# start of DATA SUPPLIED
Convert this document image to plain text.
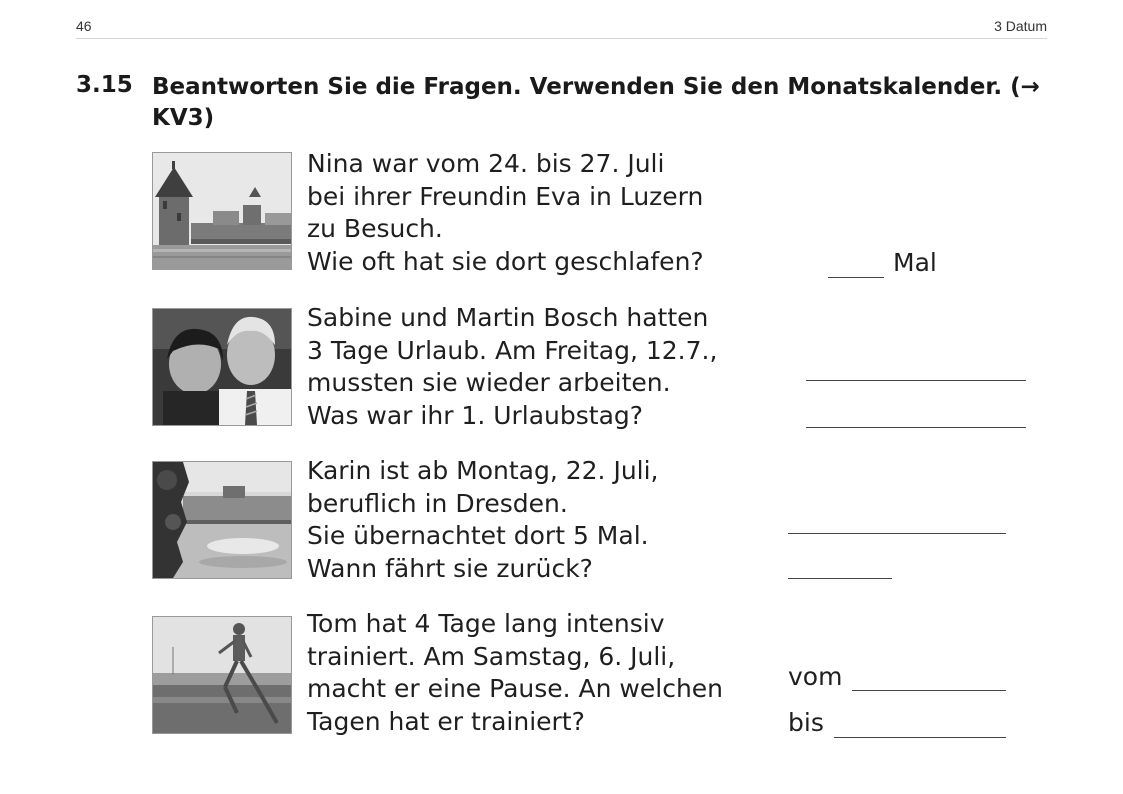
46	3 Datum
3.15 Beantworten Sie die Fragen. Verwenden Sie den Monatskalender. (→ KV3)
Nina war vom 24. bis 27. Juli
bei ihrer Freundin Eva in Luzern
zu Besuch.
Wie oft hat sie dort geschlafen?	Mal
Sabine und Martin Bosch hatten
3 Tage Urlaub. Am Freitag, 12.7.,
mussten sie wieder arbeiten.
Was war ihr 1. Urlaubstag?
Karin ist ab Montag, 22. Juli,
beruflich in Dresden.
Sie übernachtet dort 5 Mal.
Wann fährt sie zurück?
Tom hat 4 Tage lang intensiv
trainiert. Am Samstag, 6. Juli,
macht er eine Pause. An welchen
Tagen hat er trainiert?
vom
bis
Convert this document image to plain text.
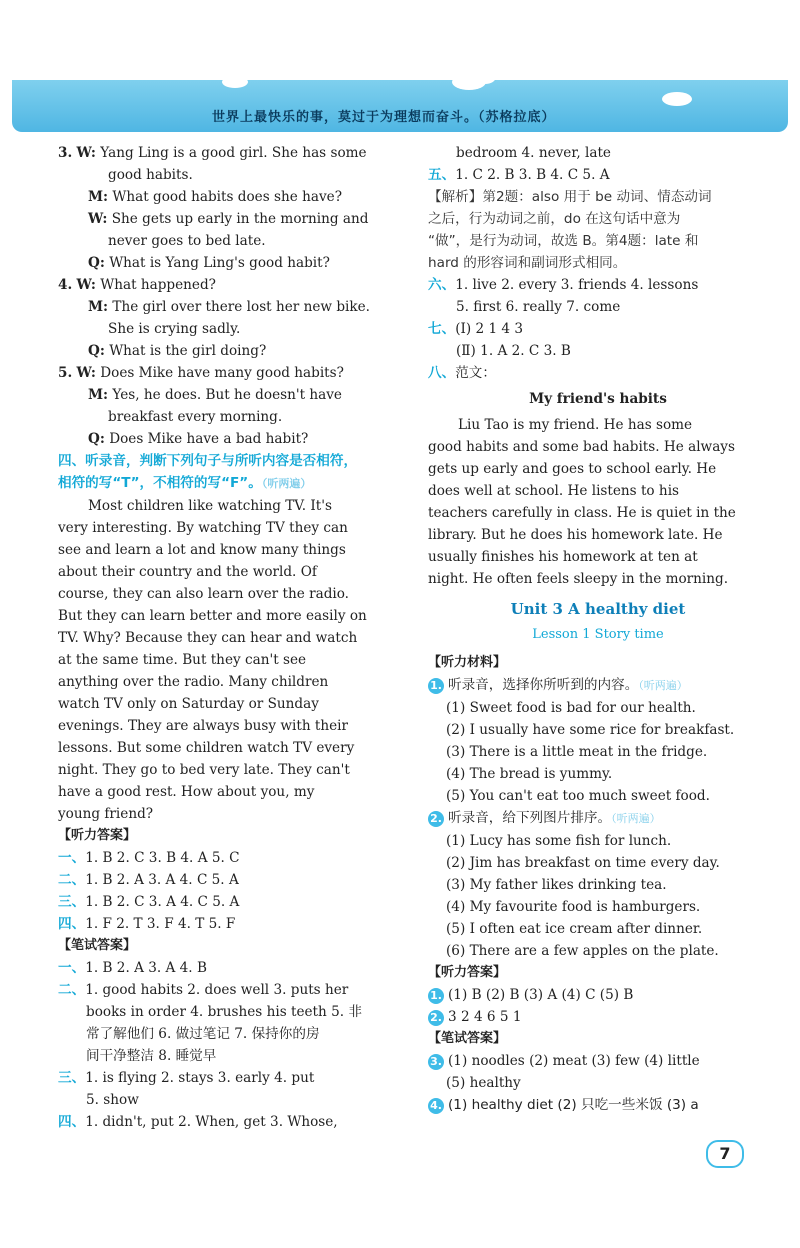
世界上最快乐的事，莫过于为理想而奋斗。（苏格拉底）
3. W: Yang Ling is a good girl. She has some
good habits.
M: What good habits does she have?
W: She gets up early in the morning and
never goes to bed late.
Q: What is Yang Ling's good habit?
4. W: What happened?
M: The girl over there lost her new bike.
She is crying sadly.
Q: What is the girl doing?
5. W: Does Mike have many good habits?
M: Yes, he does. But he doesn't have
breakfast every morning.
Q: Does Mike have a bad habit?
四、听录音，判断下列句子与所听内容是否相符，
相符的写“T”，不相符的写“F”。（听两遍）
Most children like watching TV. It's
very interesting. By watching TV they can
see and learn a lot and know many things
about their country and the world. Of
course, they can also learn over the radio.
But they can learn better and more easily on
TV. Why? Because they can hear and watch
at the same time. But they can't see
anything over the radio. Many children
watch TV only on Saturday or Sunday
evenings. They are always busy with their
lessons. But some children watch TV every
night. They go to bed very late. They can't
have a good rest. How about you, my
young friend?
【听力答案】
一、1. B 2. C 3. B 4. A 5. C
二、1. B 2. A 3. A 4. C 5. A
三、1. B 2. C 3. A 4. C 5. A
四、1. F 2. T 3. F 4. T 5. F
【笔试答案】
一、1. B 2. A 3. A 4. B
二、1. good habits 2. does well 3. puts her
books in order 4. brushes his teeth 5. 非
常了解他们 6. 做过笔记 7. 保持你的房
间干净整洁 8. 睡觉早
三、1. is flying 2. stays 3. early 4. put
5. show
四、1. didn't, put 2. When, get 3. Whose,
bedroom 4. never, late
五、1. C 2. B 3. B 4. C 5. A
【解析】第2题：also 用于 be 动词、情态动词
之后，行为动词之前，do 在这句话中意为
“做”，是行为动词，故选 B。第4题：late 和
hard 的形容词和副词形式相同。
六、1. live 2. every 3. friends 4. lessons
5. first 6. really 7. come
七、(Ⅰ) 2 1 4 3
(Ⅱ) 1. A 2. C 3. B
八、范文：
My friend's habits
Liu Tao is my friend. He has some
good habits and some bad habits. He always
gets up early and goes to school early. He
does well at school. He listens to his
teachers carefully in class. He is quiet in the
library. But he does his homework late. He
usually finishes his homework at ten at
night. He often feels sleepy in the morning.
Unit 3 A healthy diet
Lesson 1 Story time
【听力材料】
1. 听录音，选择你所听到的内容。（听两遍）
(1) Sweet food is bad for our health.
(2) I usually have some rice for breakfast.
(3) There is a little meat in the fridge.
(4) The bread is yummy.
(5) You can't eat too much sweet food.
2. 听录音，给下列图片排序。（听两遍）
(1) Lucy has some fish for lunch.
(2) Jim has breakfast on time every day.
(3) My father likes drinking tea.
(4) My favourite food is hamburgers.
(5) I often eat ice cream after dinner.
(6) There are a few apples on the plate.
【听力答案】
1. (1) B (2) B (3) A (4) C (5) B
2. 3 2 4 6 5 1
【笔试答案】
3. (1) noodles (2) meat (3) few (4) little
(5) healthy
4. (1) healthy diet (2) 只吃一些米饭 (3) a
7
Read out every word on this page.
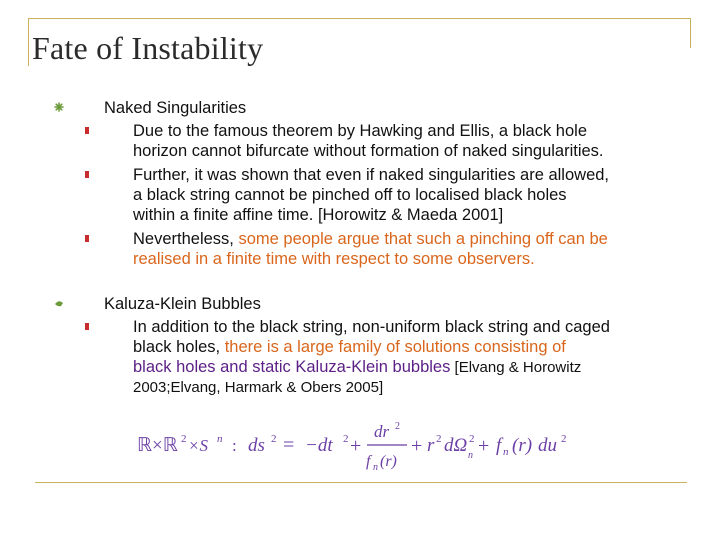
Fate of Instability
Naked Singularities
Due to the famous theorem by Hawking and Ellis, a black hole
horizon cannot bifurcate without formation of naked singularities.
Further, it was shown that even if naked singularities are allowed,
a black string cannot be pinched off to localised black holes
within a finite affine time. [Horowitz & Maeda 2001]
Nevertheless, some people argue that such a pinching off can be
realised in a finite time with respect to some observers.
Kaluza-Klein Bubbles
In addition to the black string, non-uniform black string and caged
black holes, there is a large family of solutions consisting of
black holes and static Kaluza-Klein bubbles [Elvang & Horowitz
2003;Elvang, Harmark & Obers 2005]
ℝ×ℝ 2 ×S n : ds 2 = −dt 2 +
dr 2
f n (r)
+ r 2 dΩ 2
n + f n (r) du 2
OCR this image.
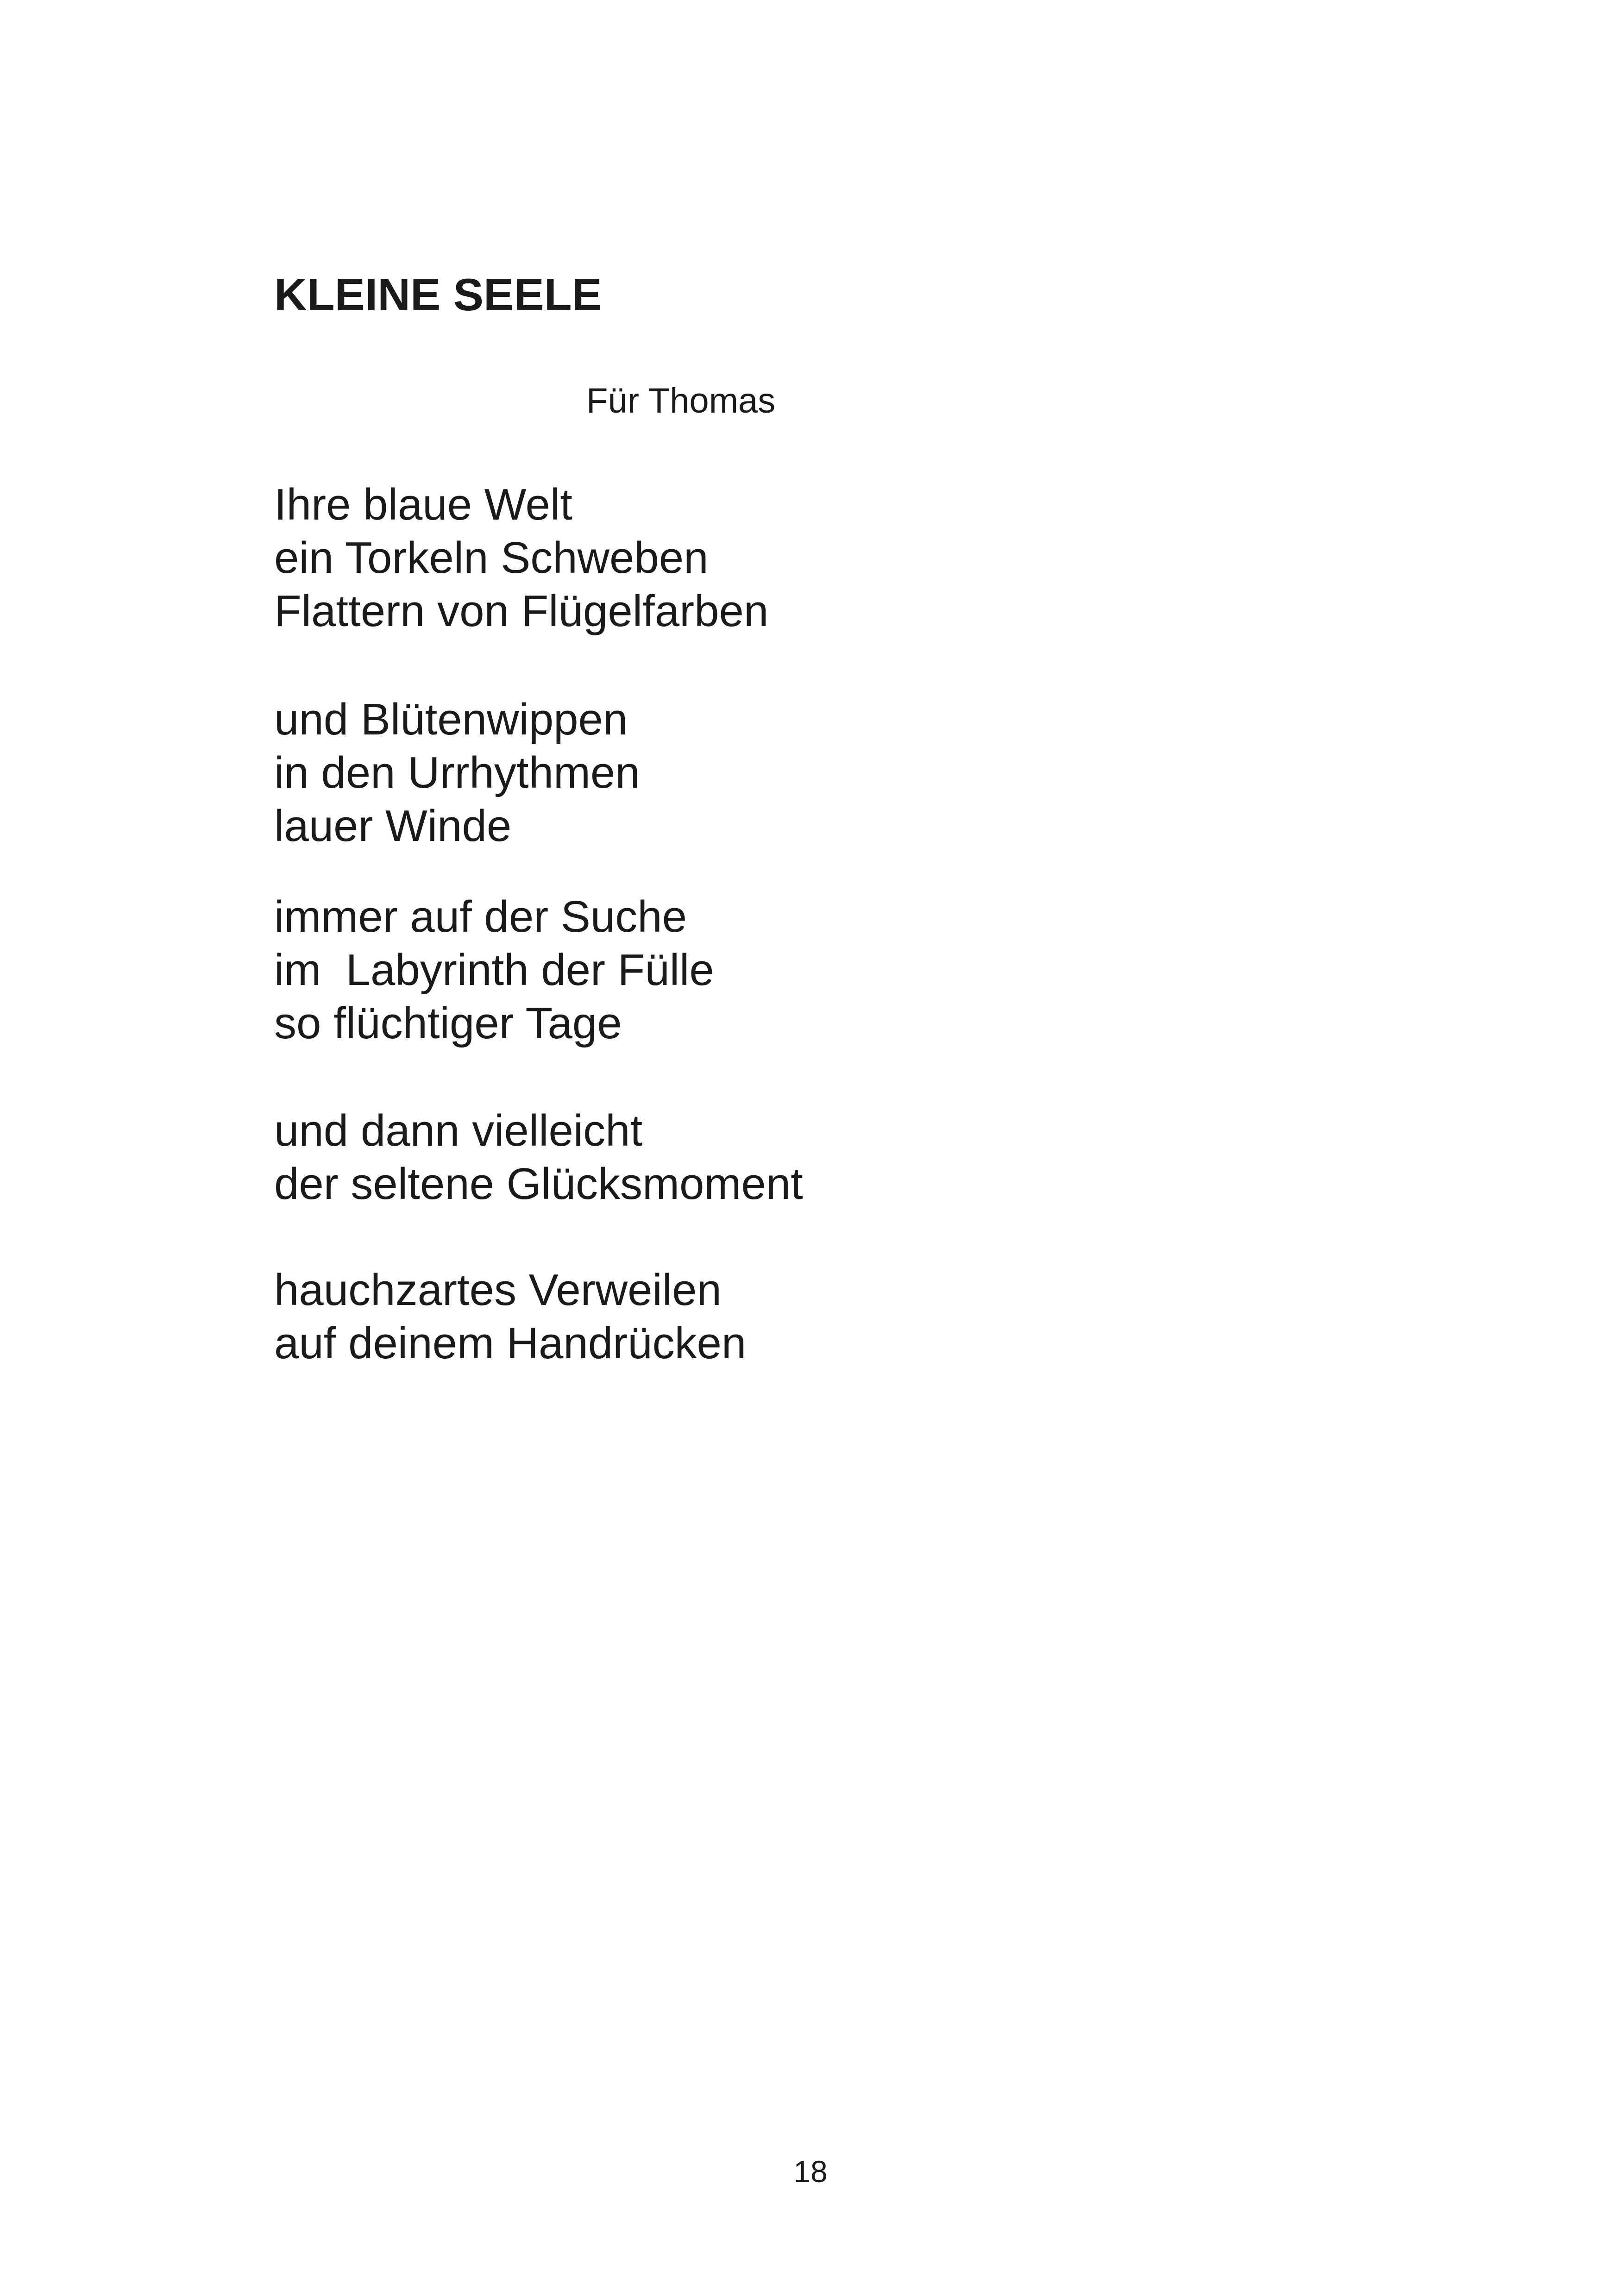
KLEINE SEELE

Für Thomas

Ihre blaue Welt
ein Torkeln Schweben
Flattern von Flügelfarben
und Blütenwippen
in den Urrhythmen
lauer Winde
immer auf der Suche
im  Labyrinth der Fülle
so flüchtiger Tage
und dann vielleicht
der seltene Glücksmoment
hauchzartes Verweilen
auf deinem Handrücken

18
# end of DATA SUPPLIED
▶ [REQUIREMENT]: Identify each line containing the string "morning" and copy it out.

▶ [SOLUTION TO THE EXERCISE]:
W: She gets up early in the morning and
breakfast every morning.
night. He often feels sleepy in the morning.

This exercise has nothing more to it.